(Stored records)
^^^^^^^^

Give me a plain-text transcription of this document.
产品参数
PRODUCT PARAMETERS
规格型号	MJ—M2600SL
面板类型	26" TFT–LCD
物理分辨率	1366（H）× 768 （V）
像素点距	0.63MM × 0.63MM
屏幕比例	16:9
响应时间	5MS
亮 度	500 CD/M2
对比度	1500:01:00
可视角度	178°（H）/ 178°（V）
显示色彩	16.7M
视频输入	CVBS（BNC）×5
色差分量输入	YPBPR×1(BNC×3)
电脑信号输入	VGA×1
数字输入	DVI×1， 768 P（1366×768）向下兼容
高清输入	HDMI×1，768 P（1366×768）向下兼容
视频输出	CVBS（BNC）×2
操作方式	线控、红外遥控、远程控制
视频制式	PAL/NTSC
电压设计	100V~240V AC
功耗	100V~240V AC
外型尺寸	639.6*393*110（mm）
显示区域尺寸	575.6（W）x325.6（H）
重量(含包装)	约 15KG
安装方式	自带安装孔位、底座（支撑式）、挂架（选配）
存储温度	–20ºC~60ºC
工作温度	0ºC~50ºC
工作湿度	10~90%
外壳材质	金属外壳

^^^^^^^^

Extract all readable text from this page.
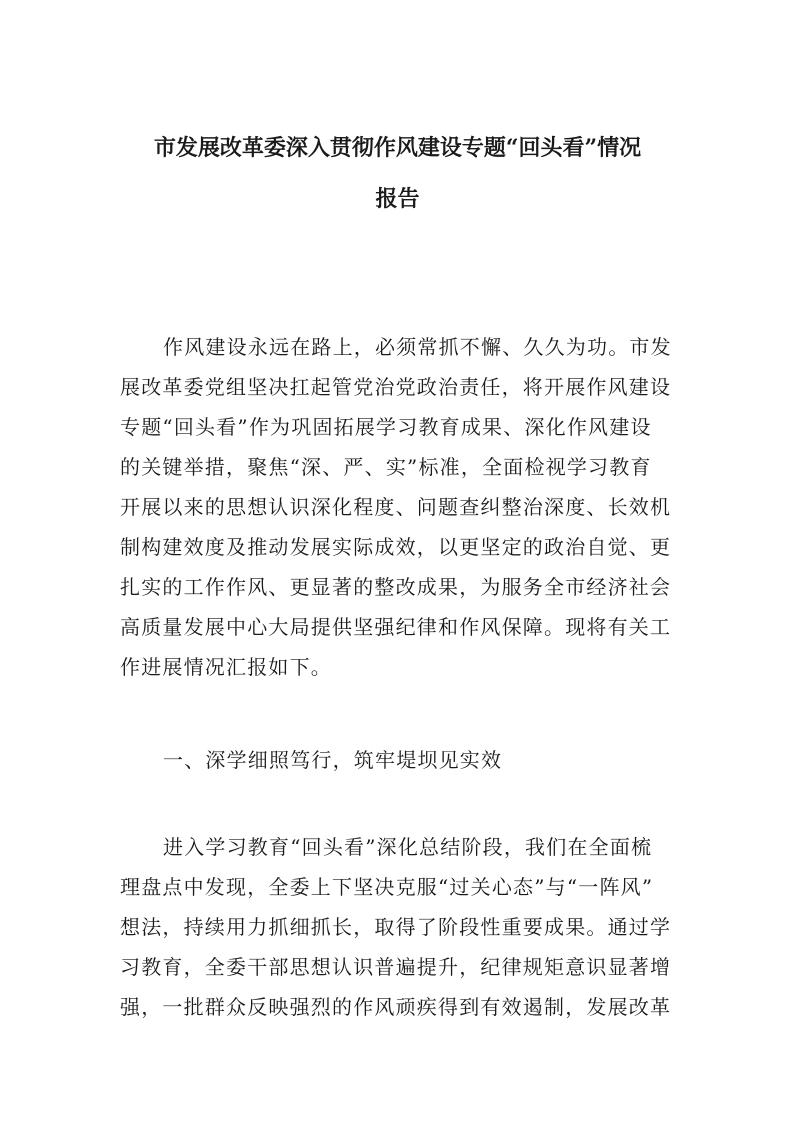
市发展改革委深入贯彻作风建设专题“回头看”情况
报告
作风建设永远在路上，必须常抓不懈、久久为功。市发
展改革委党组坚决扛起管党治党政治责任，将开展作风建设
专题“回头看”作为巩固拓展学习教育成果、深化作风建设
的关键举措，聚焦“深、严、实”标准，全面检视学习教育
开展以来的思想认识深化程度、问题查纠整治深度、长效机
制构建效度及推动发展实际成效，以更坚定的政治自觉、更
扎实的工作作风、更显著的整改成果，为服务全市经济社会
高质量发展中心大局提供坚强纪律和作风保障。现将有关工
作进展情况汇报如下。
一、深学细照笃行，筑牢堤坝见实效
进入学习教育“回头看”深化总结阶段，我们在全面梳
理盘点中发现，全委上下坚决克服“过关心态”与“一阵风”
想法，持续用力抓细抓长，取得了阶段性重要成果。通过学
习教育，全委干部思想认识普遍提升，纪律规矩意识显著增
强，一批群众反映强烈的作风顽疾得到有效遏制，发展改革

^^^^^^^^

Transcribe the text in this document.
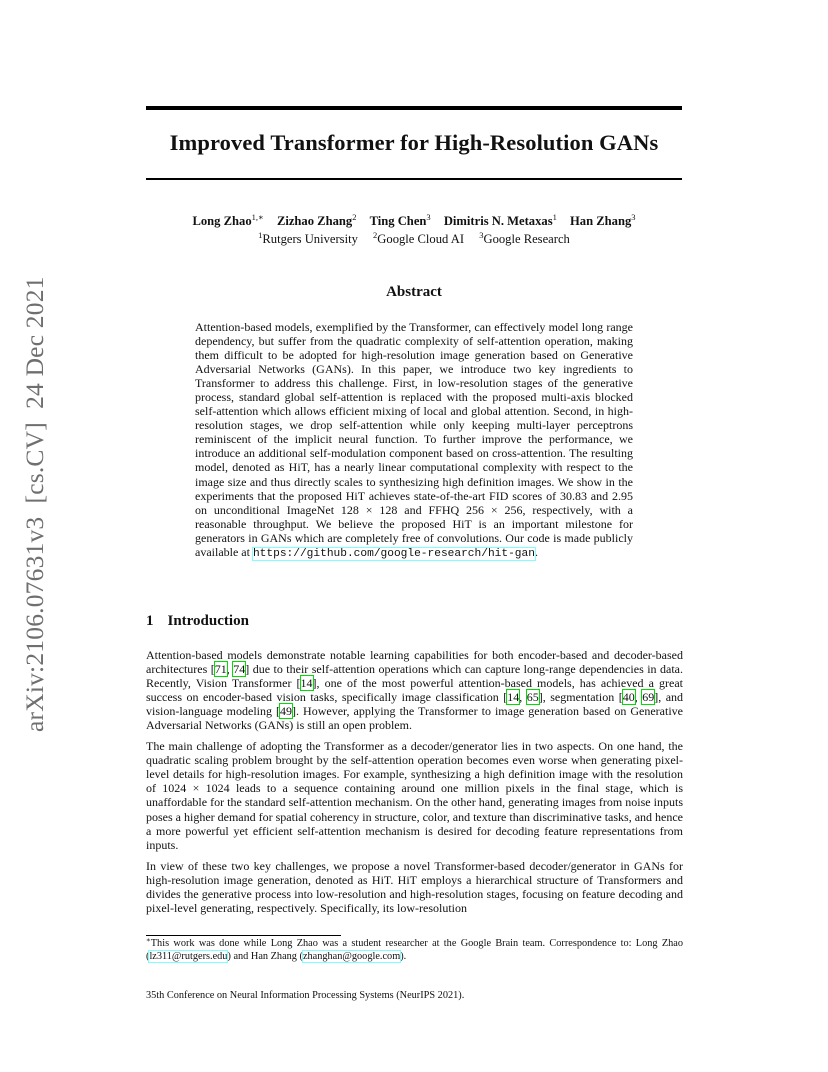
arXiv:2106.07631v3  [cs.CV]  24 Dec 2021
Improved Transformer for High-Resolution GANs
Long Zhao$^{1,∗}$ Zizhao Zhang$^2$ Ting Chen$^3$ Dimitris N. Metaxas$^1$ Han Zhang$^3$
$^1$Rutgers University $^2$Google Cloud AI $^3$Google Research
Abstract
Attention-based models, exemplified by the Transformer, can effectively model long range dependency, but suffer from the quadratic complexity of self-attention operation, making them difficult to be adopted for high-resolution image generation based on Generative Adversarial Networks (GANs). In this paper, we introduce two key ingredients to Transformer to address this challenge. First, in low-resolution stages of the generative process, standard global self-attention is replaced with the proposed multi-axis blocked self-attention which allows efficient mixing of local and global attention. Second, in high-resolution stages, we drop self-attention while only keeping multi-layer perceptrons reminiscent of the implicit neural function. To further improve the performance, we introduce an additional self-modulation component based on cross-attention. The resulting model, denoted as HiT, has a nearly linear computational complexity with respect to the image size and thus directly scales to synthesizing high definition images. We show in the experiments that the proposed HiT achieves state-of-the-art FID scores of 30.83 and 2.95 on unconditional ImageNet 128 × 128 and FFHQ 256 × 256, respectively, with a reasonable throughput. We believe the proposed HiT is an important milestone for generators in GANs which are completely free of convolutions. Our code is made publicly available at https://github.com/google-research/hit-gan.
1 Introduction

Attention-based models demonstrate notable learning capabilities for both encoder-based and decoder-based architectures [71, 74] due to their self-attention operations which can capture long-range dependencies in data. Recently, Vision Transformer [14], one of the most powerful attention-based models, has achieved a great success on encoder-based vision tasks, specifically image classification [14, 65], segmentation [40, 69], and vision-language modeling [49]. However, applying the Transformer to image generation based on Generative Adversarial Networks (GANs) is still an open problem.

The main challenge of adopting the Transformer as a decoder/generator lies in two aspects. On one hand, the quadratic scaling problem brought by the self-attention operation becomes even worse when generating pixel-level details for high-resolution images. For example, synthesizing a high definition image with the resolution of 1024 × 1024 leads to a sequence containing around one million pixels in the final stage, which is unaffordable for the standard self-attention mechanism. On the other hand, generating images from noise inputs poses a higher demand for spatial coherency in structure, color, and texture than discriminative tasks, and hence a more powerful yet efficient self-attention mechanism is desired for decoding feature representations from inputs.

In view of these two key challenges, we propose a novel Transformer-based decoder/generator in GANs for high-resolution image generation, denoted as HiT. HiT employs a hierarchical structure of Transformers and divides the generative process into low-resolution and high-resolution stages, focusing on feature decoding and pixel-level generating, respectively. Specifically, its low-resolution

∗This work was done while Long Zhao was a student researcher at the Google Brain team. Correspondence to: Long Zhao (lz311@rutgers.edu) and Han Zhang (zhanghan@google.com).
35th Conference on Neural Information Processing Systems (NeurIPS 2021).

^^^^^^^^

EXERCISE DIRECTIONS: Show the lines where the word "document" appears in the entries.

EXERCISE OUTPUT:
Give me a plain-text transcription of this document.
Transcribe the text in this document.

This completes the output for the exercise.